--- Instructions for the task ---
Gather up all lines that carry the word "结尾的动词".

--- Data excerpts ---
◆ ◆ ◆ ◆ ◆
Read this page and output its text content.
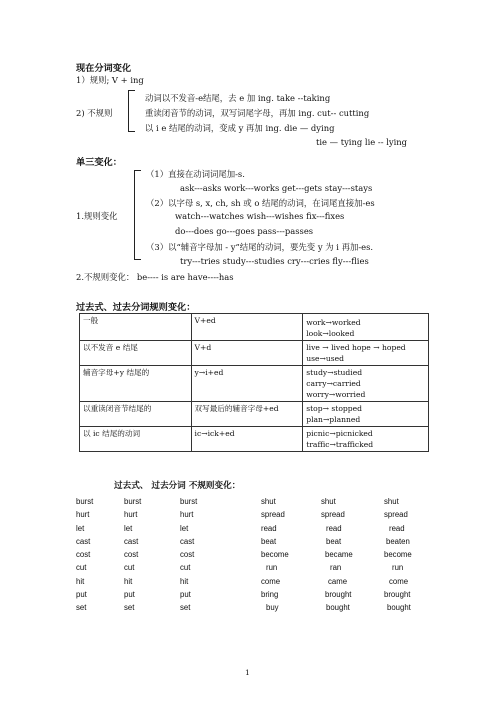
现在分词变化
1）规则; V + ing
2) 不规则
动词以不发音-e结尾，去 e 加 ing. take --taking
重读闭音节的动词，双写词尾字母，再加 ing. cut-- cutting
以 i e 结尾的动词，变成 y 再加 ing. die — dying
tie — tying lie -- lying
单三变化：
1.规则变化
（1）直接在动词词尾加-s.
ask---asks work---works get---gets stay---stays
（2）以字母 s, x, ch, sh 或 o 结尾的动词，在词尾直接加-es
watch---watches wish---wishes fix---fixes
do---does go---goes pass---passes
（3）以“辅音字母加 - y”结尾的动词，要先变 y 为 i 再加-es.
try---tries study---studies cry---cries fly---flies
2.不规则变化： be---- is are have----has
过去式、过去分词规则变化：
一般	V+ed	work→worked
look→looked

以不发音 e 结尾	V+d	live → lived hope → hoped
use→used

辅音字母+y 结尾的	y→i+ed	study→studied
carry→carried
worry→worried

以重读闭音节结尾的	双写最后的辅音字母+ed	stop→ stopped
plan→planned

以 ic 结尾的动词	ic→ick+ed	picnic→picnicked
traffic→trafficked
过去式、 过去分词 不规则变化：
burst	burst	burst	shut	shut	shut
hurt	hurt	hurt	spread	spread	spread
let	let	let	read	read	read
cast	cast	cast	beat	beat	beaten
cost	cost	cost	become	became	become
cut	cut	cut	run	ran	run
hit	hit	hit	come	came	come
put	put	put	bring	brought	brought
set	set	set	buy	bought	bought
1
◆ ◆ ◆ ◆ ◆
--- Answer below ---
以 i e 结尾的动词，变成 y 再加 ing. die — dying
（2）以字母 s, x, ch, sh 或 o 结尾的动词，在词尾直接加-es
（3）以“辅音字母加 - y”结尾的动词，要先变 y 为 i 再加-es.
以 ic 结尾的动词	ic→ick+ed	picnic→picnicked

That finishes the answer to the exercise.